───── Given information ─────

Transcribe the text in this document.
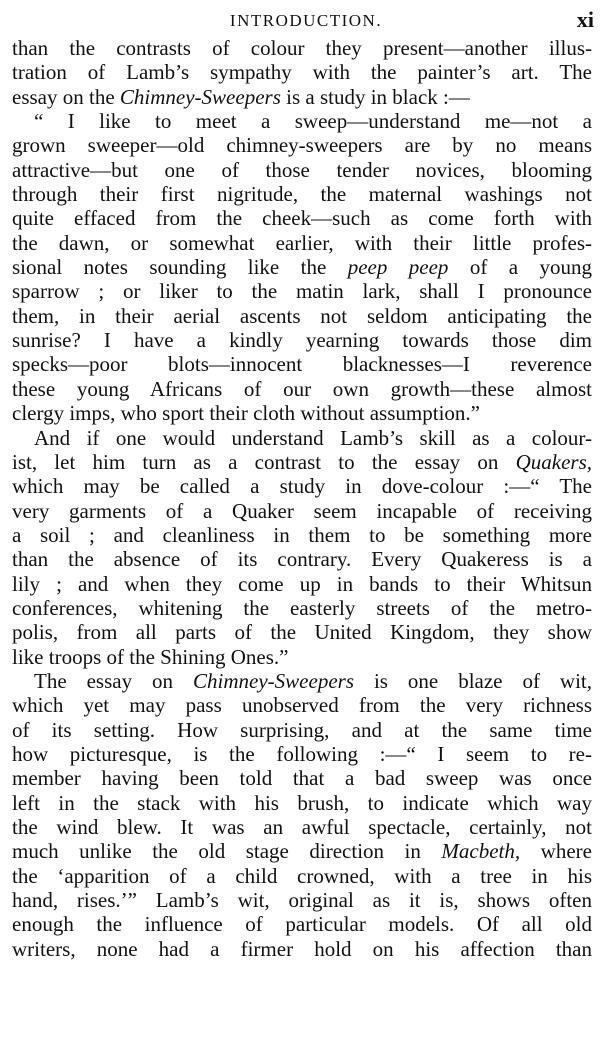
INTRODUCTION.	xi
than the contrasts of colour they present—another illus-
tration of Lamb’s sympathy with the painter’s art. The
essay on the Chimney-Sweepers is a study in black :—
“ I like to meet a sweep—understand me—not a
grown sweeper—old chimney-sweepers are by no means
attractive—but one of those tender novices, blooming
through their first nigritude, the maternal washings not
quite effaced from the cheek—such as come forth with
the dawn, or somewhat earlier, with their little profes-
sional notes sounding like the peep peep of a young
sparrow ; or liker to the matin lark, shall I pronounce
them, in their aerial ascents not seldom anticipating the
sunrise? I have a kindly yearning towards those dim
specks—poor blots—innocent blacknesses—I reverence
these young Africans of our own growth—these almost
clergy imps, who sport their cloth without assumption.”
And if one would understand Lamb’s skill as a colour-
ist, let him turn as a contrast to the essay on Quakers,
which may be called a study in dove-colour :—“ The
very garments of a Quaker seem incapable of receiving
a soil ; and cleanliness in them to be something more
than the absence of its contrary. Every Quakeress is a
lily ; and when they come up in bands to their Whitsun
conferences, whitening the easterly streets of the metro-
polis, from all parts of the United Kingdom, they show
like troops of the Shining Ones.”
The essay on Chimney-Sweepers is one blaze of wit,
which yet may pass unobserved from the very richness
of its setting. How surprising, and at the same time
how picturesque, is the following :—“ I seem to re-
member having been told that a bad sweep was once
left in the stack with his brush, to indicate which way
the wind blew. It was an awful spectacle, certainly, not
much unlike the old stage direction in Macbeth, where
the ‘apparition of a child crowned, with a tree in his
hand, rises.’” Lamb’s wit, original as it is, shows often
enough the influence of particular models. Of all old
writers, none had a firmer hold on his affection than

─────

▶ _To do_:
Report the number of lines in the entries above that include the word "essay" and add nothing to it.

▶ _Finished answer_:
3